▶ **PROBLEM REQUIREMENTS**
Give the count of lines in the data that include "injury", with no other words.
──────── ENTRIES SUPPLIED ────────
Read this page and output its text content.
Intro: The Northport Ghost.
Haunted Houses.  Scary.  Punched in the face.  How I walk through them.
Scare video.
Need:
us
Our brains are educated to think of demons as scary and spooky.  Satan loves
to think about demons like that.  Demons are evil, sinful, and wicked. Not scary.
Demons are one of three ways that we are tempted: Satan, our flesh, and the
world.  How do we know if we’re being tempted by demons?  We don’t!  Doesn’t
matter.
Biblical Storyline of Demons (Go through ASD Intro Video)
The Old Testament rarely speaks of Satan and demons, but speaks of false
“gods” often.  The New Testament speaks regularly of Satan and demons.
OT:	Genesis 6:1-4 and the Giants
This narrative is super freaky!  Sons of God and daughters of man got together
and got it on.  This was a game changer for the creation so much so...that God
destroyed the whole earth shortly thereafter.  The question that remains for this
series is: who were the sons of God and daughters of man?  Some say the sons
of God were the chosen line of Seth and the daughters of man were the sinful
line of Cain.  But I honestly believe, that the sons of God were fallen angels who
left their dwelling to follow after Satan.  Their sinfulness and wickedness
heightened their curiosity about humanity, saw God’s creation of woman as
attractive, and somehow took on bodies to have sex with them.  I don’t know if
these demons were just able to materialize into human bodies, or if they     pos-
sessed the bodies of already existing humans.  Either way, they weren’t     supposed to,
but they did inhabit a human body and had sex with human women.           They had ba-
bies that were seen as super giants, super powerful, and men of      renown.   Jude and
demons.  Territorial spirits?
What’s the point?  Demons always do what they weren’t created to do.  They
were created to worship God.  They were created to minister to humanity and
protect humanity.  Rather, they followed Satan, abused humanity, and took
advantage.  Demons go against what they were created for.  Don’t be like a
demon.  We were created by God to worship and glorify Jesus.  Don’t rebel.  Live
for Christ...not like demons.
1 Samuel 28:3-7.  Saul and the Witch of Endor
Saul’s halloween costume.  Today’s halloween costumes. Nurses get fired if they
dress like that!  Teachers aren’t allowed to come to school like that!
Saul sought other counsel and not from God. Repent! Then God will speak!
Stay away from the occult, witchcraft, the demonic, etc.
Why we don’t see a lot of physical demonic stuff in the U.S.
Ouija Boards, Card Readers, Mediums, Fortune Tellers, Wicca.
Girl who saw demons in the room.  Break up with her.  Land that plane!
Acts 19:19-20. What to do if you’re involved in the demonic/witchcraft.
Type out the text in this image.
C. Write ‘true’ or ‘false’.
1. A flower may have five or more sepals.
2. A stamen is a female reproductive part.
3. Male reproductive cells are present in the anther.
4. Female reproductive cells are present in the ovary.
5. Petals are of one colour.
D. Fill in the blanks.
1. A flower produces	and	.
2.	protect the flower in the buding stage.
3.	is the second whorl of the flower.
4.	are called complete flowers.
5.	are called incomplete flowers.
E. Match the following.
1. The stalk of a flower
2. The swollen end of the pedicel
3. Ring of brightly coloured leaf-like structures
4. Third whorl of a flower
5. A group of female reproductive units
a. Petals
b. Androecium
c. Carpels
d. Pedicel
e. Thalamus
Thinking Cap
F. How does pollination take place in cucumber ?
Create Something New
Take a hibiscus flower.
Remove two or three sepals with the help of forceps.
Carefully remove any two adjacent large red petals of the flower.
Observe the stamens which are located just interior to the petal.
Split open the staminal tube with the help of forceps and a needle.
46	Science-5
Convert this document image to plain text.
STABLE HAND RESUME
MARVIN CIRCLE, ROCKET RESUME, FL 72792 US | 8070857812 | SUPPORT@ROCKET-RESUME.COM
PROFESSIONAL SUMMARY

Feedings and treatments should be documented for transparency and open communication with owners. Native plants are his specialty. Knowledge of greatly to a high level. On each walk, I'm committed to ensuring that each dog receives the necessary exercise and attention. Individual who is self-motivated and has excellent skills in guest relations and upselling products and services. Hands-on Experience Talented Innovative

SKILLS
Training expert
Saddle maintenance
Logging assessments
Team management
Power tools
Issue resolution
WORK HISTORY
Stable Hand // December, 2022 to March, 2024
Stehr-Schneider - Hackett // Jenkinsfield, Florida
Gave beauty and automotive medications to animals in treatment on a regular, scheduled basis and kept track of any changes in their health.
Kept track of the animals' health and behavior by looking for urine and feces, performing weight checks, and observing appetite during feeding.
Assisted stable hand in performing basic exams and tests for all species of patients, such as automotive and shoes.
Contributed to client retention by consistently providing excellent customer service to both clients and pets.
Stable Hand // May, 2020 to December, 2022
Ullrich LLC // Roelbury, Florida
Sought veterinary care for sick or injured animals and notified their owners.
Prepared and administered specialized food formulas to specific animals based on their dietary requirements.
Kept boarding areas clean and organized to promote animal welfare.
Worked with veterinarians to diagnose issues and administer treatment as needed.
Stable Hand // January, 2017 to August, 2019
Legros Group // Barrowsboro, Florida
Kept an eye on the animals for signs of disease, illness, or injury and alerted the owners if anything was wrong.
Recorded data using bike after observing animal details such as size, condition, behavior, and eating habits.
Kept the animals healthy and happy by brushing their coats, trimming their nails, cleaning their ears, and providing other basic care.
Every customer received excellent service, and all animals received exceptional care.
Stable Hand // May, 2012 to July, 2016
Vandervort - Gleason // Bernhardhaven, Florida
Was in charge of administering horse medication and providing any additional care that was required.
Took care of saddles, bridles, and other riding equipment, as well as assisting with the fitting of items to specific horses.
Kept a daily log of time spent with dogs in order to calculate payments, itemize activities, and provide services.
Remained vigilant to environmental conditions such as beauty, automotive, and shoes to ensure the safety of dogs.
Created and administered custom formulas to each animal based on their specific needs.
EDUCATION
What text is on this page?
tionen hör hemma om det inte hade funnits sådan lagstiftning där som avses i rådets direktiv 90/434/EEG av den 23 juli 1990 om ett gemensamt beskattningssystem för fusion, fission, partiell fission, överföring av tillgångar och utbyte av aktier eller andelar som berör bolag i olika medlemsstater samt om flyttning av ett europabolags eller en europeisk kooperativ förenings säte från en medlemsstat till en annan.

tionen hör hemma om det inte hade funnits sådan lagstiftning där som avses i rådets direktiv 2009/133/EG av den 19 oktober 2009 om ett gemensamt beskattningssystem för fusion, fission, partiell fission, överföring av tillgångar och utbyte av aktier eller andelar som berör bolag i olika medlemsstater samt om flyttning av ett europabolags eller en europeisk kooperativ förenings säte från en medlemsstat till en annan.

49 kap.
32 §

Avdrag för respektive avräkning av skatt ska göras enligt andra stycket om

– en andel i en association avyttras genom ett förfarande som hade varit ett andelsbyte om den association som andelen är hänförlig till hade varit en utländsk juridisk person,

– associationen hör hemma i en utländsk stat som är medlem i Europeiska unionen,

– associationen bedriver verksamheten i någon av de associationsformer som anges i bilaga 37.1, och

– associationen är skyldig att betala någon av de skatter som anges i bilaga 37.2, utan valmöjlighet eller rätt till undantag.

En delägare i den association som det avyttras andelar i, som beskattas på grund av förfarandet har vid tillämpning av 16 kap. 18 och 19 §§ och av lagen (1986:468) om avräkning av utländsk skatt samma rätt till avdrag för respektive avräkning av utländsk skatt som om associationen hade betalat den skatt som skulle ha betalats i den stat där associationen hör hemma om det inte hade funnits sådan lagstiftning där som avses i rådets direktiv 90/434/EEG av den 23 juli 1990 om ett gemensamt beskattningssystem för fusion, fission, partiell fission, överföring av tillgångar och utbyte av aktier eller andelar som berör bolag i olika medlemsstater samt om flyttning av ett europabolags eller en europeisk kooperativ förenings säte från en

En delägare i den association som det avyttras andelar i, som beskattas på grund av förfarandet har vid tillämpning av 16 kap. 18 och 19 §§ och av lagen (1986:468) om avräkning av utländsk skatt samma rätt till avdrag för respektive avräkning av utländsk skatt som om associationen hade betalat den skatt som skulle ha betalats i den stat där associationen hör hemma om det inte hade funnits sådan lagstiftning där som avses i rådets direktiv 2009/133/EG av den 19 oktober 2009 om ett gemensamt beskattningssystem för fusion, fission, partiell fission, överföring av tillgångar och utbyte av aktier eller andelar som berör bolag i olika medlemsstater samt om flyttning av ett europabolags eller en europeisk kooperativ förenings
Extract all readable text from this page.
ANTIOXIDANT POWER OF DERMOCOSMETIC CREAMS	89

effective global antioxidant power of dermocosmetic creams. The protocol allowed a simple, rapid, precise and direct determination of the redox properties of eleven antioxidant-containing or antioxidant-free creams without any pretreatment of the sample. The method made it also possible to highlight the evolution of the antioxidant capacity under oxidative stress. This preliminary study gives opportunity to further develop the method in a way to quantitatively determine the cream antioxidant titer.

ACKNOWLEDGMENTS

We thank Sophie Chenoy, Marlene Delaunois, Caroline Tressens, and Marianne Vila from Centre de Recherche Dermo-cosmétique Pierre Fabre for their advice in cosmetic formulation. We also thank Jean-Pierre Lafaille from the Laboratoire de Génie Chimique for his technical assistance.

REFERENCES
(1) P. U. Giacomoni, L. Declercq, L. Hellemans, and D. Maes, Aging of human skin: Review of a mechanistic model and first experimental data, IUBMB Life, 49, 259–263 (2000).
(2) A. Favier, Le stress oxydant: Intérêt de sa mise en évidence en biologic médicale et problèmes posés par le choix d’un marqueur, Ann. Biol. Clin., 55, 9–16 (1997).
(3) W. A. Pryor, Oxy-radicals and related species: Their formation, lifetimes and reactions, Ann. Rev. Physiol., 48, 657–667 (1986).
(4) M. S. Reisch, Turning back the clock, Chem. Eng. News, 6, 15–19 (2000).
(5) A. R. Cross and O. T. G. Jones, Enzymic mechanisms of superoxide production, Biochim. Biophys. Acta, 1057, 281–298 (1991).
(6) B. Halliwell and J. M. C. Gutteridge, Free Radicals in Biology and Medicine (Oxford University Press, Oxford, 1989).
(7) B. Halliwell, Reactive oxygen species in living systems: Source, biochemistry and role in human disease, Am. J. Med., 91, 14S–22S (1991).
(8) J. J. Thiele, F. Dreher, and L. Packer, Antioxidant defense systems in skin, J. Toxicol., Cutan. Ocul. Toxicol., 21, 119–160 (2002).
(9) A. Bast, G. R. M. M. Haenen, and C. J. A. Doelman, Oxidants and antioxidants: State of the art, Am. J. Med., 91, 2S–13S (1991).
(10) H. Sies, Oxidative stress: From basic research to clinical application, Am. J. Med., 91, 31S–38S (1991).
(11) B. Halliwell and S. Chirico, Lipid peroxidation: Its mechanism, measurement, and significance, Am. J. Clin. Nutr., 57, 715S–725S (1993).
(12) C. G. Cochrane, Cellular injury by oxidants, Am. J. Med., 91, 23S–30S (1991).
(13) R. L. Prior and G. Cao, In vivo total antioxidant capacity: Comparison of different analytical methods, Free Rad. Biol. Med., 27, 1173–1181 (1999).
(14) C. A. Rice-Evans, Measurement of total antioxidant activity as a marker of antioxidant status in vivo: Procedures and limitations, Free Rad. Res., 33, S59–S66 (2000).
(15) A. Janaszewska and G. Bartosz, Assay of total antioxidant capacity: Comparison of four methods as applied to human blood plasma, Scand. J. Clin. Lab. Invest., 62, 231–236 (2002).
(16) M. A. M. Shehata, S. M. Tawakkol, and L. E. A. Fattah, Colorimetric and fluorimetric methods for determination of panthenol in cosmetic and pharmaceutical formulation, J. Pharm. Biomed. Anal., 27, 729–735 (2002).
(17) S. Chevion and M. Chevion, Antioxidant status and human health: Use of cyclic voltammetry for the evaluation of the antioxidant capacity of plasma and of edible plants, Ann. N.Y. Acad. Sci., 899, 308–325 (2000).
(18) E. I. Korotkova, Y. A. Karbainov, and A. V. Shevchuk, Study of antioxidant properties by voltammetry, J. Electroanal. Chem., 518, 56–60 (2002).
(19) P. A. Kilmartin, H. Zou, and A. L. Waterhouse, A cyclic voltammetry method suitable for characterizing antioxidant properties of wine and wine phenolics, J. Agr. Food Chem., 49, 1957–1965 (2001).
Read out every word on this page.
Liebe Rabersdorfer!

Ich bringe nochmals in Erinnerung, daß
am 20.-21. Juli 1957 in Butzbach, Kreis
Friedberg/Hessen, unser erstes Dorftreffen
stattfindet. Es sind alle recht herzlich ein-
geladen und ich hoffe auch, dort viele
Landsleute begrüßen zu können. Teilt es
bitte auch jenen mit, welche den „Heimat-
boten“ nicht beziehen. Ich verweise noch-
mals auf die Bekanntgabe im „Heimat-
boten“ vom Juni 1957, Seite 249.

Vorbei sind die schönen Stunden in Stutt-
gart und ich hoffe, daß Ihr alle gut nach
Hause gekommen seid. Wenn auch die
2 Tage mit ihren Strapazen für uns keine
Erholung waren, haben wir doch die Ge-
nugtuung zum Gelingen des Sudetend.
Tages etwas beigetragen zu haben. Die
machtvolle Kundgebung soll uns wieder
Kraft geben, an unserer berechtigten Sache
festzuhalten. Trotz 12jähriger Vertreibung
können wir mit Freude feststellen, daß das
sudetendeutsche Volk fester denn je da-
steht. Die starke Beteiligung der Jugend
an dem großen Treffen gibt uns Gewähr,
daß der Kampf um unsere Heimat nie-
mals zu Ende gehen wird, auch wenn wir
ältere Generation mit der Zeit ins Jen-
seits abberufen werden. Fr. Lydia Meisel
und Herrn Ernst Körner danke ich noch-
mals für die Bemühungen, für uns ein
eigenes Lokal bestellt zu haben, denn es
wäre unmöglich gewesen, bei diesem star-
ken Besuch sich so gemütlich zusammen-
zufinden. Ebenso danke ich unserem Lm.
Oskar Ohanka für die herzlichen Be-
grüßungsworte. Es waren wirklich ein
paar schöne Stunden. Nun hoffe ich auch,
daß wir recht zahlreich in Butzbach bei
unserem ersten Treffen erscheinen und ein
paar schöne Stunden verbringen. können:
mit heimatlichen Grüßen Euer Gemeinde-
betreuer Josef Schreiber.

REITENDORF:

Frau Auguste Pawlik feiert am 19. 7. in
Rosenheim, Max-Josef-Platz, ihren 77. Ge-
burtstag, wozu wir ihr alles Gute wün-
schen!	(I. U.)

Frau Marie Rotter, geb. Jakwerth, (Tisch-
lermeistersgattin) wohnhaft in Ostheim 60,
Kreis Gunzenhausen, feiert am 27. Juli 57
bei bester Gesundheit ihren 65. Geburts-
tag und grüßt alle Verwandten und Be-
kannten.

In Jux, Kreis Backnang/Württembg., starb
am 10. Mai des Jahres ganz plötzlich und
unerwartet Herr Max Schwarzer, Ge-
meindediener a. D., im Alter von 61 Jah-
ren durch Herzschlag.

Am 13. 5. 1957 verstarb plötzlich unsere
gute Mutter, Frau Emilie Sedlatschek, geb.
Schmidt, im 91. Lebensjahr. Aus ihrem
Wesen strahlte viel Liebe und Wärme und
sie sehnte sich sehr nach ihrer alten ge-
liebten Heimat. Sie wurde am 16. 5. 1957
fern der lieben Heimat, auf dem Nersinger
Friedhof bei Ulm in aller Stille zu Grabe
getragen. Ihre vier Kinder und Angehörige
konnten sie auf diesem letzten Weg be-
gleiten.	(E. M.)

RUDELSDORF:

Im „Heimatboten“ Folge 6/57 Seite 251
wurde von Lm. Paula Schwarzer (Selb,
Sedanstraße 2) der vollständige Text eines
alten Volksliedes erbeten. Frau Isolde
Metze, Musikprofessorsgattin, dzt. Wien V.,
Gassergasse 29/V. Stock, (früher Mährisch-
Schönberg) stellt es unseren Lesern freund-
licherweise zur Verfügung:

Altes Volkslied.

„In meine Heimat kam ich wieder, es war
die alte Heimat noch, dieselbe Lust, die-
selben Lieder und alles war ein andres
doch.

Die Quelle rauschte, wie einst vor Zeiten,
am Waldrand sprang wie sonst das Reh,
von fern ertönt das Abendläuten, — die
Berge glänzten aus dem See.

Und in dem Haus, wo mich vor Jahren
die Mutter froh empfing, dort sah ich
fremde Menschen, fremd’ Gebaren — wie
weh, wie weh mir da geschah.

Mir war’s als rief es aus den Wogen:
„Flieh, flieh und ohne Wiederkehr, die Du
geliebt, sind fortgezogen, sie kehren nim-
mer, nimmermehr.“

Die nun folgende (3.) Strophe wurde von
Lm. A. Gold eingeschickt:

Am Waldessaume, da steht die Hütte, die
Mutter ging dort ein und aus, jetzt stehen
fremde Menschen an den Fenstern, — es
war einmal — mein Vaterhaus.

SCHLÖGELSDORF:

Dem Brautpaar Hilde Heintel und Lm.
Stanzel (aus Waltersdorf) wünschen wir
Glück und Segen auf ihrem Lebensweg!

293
────────
▶ **SOLUTION**
2